• [Description of the task] Show all lines from the listing below that contain "this".

** start Input material **

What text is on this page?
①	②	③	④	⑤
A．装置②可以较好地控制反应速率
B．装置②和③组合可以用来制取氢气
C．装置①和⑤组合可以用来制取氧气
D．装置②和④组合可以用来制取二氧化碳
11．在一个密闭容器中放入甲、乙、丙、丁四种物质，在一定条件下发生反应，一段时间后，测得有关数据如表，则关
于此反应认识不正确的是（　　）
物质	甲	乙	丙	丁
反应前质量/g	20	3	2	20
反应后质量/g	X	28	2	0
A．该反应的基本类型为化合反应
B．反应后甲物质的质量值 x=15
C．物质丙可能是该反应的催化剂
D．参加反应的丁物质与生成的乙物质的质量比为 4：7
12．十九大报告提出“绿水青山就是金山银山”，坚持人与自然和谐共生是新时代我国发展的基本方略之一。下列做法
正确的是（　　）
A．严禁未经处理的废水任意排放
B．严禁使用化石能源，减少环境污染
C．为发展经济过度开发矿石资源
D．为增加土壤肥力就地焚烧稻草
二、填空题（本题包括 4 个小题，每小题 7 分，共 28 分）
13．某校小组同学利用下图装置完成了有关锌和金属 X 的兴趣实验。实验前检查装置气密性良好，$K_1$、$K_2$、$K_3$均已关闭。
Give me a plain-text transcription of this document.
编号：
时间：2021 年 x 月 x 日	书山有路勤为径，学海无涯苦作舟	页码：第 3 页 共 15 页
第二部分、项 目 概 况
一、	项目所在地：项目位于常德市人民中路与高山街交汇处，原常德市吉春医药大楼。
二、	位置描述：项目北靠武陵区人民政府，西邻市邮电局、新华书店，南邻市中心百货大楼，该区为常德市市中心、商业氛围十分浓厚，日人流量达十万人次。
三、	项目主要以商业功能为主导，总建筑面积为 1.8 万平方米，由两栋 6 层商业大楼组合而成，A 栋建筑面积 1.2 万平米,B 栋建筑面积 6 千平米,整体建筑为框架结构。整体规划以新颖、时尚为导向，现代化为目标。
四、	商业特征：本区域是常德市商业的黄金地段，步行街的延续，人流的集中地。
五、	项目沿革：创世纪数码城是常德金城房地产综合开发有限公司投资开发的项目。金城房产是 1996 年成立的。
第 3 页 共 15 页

** end Input material **

• [Worked answer]
What text is on this page?
Give me a plain-text transcription of this document.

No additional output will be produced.